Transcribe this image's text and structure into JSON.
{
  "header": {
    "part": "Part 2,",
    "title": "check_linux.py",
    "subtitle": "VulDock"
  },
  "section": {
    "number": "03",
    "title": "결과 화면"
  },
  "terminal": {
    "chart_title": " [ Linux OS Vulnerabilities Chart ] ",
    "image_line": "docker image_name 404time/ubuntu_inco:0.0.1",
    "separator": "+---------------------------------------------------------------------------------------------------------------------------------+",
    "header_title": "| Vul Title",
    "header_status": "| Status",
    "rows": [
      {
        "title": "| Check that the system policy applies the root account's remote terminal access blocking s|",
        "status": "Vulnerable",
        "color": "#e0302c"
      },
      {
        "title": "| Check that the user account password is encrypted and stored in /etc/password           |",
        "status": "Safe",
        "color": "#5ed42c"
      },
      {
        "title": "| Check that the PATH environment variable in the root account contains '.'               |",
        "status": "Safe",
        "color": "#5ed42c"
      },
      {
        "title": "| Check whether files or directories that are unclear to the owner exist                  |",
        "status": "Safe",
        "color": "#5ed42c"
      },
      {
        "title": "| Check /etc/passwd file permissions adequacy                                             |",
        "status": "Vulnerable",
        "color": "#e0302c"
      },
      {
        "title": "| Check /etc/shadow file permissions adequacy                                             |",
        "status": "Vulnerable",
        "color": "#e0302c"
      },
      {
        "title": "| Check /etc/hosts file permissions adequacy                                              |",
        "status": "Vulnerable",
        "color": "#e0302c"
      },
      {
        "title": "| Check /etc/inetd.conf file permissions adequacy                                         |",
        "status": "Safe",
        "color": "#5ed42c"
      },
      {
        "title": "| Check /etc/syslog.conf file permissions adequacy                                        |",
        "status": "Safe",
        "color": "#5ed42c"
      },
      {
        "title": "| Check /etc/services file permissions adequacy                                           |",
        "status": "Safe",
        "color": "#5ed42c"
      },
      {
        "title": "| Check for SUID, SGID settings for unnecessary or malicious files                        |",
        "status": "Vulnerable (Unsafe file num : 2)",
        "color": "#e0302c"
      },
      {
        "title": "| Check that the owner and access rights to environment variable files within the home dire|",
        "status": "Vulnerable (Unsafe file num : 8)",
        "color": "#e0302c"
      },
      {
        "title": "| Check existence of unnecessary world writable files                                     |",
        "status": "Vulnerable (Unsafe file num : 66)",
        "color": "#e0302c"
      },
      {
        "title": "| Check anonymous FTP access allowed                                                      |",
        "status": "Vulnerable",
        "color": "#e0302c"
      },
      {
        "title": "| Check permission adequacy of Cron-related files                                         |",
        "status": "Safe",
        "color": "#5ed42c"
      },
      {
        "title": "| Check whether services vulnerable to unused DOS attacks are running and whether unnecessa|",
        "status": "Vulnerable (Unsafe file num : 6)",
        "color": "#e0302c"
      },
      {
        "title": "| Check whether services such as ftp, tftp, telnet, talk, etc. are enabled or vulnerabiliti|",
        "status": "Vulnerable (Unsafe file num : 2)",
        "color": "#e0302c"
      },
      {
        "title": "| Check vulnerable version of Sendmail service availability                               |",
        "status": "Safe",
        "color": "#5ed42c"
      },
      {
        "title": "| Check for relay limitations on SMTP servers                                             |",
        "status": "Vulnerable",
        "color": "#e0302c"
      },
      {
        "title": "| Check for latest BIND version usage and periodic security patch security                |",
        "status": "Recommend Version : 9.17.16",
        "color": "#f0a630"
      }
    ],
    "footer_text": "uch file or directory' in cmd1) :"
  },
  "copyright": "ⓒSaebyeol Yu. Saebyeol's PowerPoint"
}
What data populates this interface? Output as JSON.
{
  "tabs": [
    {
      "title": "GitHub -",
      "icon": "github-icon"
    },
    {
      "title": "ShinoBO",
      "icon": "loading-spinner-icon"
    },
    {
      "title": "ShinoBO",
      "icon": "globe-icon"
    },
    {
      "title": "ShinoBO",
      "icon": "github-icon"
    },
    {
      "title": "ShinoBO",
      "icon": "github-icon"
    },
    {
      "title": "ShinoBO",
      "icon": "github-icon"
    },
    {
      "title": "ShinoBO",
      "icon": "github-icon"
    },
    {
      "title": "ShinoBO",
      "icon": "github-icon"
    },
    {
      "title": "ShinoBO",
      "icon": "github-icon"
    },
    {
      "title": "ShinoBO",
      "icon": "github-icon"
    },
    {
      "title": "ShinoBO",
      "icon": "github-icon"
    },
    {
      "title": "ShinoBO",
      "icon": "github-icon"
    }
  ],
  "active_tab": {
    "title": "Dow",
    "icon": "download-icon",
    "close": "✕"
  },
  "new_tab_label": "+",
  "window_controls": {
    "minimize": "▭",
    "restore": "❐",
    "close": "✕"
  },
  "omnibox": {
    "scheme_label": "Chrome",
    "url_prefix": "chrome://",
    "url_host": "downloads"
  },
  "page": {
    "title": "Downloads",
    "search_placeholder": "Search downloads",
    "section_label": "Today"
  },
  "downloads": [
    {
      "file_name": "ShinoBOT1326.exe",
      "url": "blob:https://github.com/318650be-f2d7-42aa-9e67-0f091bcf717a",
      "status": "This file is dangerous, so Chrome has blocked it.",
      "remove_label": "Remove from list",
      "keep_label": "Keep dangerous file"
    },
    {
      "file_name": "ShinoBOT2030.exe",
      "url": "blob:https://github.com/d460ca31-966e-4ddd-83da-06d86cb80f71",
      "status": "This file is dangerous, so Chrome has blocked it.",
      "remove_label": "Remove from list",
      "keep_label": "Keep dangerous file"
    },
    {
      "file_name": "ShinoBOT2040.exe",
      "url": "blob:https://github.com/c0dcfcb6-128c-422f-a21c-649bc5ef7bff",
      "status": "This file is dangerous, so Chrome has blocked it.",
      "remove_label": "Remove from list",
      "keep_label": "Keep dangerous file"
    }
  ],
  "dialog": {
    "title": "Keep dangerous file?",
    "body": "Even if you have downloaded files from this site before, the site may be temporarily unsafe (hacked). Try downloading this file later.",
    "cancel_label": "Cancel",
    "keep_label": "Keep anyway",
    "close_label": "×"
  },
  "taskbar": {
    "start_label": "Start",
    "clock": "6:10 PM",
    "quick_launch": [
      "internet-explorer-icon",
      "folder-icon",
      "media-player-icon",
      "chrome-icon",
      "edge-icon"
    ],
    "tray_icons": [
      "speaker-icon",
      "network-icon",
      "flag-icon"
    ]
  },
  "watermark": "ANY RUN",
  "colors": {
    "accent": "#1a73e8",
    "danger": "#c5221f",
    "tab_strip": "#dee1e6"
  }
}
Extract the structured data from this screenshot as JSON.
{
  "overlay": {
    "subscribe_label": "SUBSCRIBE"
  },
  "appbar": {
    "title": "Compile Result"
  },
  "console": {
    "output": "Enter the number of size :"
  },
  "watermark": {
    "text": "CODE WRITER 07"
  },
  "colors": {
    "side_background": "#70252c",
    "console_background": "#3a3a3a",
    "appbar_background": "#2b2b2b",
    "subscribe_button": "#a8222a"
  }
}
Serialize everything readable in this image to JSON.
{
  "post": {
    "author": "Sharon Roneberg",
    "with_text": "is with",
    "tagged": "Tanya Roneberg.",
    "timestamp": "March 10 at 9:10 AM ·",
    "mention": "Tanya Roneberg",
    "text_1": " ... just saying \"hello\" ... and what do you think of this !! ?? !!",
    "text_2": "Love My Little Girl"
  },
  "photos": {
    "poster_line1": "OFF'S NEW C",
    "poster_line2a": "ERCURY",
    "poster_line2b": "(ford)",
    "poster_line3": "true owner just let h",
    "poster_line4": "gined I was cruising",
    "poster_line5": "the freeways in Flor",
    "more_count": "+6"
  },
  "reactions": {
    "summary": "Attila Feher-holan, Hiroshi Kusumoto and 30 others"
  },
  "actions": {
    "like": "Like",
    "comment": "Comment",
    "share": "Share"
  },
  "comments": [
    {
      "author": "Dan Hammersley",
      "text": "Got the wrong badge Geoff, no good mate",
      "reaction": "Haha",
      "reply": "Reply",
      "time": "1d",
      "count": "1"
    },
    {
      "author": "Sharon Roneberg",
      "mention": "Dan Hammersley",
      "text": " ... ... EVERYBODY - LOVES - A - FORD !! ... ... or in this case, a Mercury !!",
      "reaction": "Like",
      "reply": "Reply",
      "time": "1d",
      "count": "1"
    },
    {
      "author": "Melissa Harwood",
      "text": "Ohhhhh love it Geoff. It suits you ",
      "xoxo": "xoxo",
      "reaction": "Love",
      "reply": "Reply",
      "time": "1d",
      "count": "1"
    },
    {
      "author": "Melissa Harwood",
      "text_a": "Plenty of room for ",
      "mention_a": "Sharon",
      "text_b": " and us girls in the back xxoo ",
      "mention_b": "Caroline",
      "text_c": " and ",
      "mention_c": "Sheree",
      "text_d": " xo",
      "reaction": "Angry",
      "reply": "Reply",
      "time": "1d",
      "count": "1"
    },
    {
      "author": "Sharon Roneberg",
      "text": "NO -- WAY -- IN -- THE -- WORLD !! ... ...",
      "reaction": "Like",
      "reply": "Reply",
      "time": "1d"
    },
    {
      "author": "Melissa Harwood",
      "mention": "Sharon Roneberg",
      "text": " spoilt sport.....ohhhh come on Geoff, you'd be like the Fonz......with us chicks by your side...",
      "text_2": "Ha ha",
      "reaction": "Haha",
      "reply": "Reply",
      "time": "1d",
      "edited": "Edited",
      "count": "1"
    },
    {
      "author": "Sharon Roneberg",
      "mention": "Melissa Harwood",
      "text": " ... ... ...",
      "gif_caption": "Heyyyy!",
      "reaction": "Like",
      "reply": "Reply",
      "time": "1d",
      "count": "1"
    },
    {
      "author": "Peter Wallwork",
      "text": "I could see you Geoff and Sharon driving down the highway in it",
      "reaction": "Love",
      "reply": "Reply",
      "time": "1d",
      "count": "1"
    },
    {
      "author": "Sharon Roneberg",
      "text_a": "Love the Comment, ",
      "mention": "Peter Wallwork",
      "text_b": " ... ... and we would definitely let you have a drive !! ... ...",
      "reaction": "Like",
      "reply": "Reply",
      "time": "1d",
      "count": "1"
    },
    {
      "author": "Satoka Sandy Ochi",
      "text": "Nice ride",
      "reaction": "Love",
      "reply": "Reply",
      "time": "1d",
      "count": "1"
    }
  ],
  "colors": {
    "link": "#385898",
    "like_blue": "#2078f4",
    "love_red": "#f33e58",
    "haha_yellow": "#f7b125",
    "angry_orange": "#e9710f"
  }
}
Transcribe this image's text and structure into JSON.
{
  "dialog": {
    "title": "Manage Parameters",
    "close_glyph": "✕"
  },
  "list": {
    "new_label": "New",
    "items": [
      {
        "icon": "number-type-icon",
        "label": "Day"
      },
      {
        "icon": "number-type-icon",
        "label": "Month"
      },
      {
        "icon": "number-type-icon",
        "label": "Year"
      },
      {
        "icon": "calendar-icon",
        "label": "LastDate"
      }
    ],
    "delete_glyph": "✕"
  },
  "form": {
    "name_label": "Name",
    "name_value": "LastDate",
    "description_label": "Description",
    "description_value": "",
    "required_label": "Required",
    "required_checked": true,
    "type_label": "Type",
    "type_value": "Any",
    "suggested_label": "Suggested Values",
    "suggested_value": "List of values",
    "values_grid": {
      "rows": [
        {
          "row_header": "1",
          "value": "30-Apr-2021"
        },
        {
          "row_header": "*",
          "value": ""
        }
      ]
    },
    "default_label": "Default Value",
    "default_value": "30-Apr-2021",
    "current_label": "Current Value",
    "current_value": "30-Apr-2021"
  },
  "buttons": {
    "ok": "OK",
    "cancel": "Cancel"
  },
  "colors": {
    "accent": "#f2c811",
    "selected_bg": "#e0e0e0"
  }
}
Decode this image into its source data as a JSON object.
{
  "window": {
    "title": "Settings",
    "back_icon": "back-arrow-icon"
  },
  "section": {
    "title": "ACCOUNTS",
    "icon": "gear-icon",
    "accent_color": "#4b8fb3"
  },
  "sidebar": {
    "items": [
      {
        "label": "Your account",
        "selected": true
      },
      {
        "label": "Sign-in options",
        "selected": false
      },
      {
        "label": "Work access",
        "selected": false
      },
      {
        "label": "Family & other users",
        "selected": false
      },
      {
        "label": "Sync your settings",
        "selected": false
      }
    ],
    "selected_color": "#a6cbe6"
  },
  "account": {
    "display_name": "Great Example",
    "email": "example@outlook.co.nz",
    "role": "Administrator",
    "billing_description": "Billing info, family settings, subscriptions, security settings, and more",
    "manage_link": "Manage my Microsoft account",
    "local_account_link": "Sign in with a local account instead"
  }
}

_ _ _ _ _

What you need to do: In the listing above, find the line containing "Decode this image", then reproduce it and each line after it through the end, exactly and with nothing added.

Correct output:
Decode this image into its source data as a JSON object.
{
  "window": {
    "title": "Settings",
    "back_icon": "back-arrow-icon"
  },
  "section": {
    "title": "ACCOUNTS",
    "icon": "gear-icon",
    "accent_color": "#4b8fb3"
  },
  "sidebar": {
    "items": [
      {
        "label": "Your account",
        "selected": true
      },
      {
        "label": "Sign-in options",
        "selected": false
      },
      {
        "label": "Work access",
        "selected": false
      },
      {
        "label": "Family & other users",
        "selected": false
      },
      {
        "label": "Sync your settings",
        "selected": false
      }
    ],
    "selected_color": "#a6cbe6"
  },
  "account": {
    "display_name": "Great Example",
    "email": "example@outlook.co.nz",
    "role": "Administrator",
    "billing_description": "Billing info, family settings, subscriptions, security settings, and more",
    "manage_link": "Manage my Microsoft account",
    "local_account_link": "Sign in with a local account instead"
  }
}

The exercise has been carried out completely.